◆ **WHAT THE TASK ASKS**
Each line in the records below that has the word "JSON" should be copied.

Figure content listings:
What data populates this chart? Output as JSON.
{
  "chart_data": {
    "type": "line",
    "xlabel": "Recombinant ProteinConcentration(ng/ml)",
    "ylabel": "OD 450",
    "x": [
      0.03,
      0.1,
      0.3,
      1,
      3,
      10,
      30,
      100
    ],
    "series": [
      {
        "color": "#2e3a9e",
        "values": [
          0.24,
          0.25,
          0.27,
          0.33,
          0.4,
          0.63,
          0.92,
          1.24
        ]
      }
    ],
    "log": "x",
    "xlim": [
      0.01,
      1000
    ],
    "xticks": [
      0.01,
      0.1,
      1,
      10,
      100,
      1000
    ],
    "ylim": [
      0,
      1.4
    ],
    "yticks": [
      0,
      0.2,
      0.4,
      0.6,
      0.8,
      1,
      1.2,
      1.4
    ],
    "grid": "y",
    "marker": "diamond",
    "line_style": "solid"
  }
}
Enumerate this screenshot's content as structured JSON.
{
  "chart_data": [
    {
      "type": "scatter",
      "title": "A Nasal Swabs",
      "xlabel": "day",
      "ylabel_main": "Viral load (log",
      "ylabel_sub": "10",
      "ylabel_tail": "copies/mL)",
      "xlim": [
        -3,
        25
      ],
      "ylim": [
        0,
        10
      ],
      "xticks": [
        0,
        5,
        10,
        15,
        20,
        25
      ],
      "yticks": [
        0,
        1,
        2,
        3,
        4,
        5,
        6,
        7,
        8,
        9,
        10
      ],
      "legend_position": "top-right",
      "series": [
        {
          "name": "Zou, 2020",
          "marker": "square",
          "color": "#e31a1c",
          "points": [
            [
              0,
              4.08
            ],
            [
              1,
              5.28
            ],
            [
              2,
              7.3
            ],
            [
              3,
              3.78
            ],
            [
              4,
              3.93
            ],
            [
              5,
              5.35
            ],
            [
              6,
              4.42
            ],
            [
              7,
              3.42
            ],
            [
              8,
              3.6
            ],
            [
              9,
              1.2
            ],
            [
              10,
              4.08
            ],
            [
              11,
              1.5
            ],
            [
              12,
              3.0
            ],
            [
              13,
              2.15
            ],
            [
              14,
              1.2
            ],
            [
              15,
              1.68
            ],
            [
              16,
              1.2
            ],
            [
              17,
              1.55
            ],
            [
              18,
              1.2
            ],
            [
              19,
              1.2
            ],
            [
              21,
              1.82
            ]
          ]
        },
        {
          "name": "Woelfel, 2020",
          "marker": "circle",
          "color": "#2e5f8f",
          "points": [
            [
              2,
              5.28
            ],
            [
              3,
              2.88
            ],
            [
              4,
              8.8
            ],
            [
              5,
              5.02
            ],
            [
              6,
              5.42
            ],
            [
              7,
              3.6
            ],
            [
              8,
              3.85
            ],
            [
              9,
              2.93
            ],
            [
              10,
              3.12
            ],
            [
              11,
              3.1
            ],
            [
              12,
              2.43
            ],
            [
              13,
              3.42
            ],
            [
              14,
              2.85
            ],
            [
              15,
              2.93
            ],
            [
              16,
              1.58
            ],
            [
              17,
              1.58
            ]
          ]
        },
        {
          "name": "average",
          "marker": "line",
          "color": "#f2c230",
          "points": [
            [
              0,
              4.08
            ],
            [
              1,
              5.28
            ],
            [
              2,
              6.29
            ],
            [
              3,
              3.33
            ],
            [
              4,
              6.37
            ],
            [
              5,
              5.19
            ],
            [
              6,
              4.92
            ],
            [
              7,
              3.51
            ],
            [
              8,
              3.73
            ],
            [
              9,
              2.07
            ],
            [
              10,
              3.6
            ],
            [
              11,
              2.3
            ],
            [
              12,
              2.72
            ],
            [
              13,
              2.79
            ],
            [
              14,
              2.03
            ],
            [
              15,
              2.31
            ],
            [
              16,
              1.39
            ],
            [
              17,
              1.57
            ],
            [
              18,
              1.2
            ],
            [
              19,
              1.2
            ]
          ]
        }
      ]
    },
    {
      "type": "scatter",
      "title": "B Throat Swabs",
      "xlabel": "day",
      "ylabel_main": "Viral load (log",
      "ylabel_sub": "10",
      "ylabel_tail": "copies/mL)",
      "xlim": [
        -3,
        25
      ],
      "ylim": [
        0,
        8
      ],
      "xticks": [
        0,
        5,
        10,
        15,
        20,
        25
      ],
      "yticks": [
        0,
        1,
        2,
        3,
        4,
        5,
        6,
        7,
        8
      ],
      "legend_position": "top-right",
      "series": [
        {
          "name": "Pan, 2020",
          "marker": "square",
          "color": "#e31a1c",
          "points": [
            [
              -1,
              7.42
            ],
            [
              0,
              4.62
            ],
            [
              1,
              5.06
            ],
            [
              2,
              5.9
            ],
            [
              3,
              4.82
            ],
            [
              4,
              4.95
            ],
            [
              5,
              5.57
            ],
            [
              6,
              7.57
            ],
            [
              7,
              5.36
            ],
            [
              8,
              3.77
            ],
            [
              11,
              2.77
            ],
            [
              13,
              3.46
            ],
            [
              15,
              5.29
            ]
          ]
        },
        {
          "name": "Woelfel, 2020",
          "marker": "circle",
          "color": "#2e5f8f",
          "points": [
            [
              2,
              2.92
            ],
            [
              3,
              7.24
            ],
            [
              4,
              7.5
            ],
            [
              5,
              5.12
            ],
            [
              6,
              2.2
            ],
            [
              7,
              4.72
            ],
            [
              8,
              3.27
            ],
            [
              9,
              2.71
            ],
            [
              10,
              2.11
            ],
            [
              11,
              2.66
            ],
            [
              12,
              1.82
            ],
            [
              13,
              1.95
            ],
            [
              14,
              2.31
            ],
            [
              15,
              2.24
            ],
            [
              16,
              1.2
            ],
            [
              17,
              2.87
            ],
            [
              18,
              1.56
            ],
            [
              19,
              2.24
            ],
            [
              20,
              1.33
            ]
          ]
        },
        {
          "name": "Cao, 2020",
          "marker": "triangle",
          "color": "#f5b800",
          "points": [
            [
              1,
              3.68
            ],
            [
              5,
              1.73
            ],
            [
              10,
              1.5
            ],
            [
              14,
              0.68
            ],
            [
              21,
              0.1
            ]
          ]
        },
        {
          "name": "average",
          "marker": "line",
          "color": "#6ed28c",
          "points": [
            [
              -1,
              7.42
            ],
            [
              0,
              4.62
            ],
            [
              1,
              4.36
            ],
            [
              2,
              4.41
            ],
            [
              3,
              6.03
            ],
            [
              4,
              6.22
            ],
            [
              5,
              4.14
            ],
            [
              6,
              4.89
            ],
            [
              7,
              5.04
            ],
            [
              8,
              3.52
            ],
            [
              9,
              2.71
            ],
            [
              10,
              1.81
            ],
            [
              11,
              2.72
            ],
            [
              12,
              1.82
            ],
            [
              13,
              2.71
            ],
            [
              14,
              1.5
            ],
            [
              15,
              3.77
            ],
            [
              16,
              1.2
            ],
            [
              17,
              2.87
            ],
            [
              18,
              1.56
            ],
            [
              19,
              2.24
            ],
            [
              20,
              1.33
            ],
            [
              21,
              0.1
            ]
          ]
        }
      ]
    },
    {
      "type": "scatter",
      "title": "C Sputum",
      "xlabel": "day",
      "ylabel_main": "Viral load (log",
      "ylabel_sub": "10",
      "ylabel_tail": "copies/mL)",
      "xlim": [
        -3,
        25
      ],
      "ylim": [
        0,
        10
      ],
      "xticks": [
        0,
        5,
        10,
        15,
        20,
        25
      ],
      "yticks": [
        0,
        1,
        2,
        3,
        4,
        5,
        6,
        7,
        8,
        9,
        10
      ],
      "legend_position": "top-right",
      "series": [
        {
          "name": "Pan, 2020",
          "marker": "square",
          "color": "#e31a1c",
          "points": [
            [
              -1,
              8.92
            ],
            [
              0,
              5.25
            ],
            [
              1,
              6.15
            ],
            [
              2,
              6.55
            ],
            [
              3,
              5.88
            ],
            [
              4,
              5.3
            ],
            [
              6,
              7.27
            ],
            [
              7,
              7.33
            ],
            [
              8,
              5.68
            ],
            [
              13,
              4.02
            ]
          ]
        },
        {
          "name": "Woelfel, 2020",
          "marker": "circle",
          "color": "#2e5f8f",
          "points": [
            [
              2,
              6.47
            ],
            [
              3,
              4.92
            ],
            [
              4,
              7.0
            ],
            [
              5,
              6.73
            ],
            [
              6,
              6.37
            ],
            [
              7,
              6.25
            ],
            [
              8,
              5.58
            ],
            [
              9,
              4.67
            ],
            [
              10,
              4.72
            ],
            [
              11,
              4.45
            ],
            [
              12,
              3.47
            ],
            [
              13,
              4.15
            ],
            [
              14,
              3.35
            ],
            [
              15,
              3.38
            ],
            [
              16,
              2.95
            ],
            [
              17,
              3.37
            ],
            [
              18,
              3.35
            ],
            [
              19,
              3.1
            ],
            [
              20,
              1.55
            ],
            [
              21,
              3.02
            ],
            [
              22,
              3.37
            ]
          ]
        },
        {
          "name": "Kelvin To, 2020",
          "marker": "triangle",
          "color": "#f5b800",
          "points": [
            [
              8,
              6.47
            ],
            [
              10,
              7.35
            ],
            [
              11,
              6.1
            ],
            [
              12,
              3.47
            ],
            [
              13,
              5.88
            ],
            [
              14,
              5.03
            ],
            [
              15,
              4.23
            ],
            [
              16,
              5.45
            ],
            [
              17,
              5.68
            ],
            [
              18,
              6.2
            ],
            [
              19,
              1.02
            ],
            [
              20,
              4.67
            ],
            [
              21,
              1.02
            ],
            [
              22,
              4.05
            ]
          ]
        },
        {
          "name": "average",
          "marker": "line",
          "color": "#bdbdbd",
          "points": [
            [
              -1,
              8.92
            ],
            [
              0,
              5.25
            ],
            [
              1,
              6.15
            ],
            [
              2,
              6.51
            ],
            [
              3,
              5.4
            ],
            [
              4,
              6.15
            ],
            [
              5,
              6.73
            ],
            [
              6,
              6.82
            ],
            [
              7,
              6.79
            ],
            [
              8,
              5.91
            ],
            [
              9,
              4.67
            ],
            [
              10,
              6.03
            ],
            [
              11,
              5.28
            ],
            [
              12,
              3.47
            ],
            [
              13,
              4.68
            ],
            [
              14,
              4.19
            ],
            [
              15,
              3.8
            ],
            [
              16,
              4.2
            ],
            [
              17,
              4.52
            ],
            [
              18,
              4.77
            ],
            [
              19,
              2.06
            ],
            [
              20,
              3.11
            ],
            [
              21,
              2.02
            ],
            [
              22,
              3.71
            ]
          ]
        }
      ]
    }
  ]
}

◆ **SOLVED PROBLEM**
What data populates this chart? Output as JSON.
Enumerate this screenshot's content as structured JSON.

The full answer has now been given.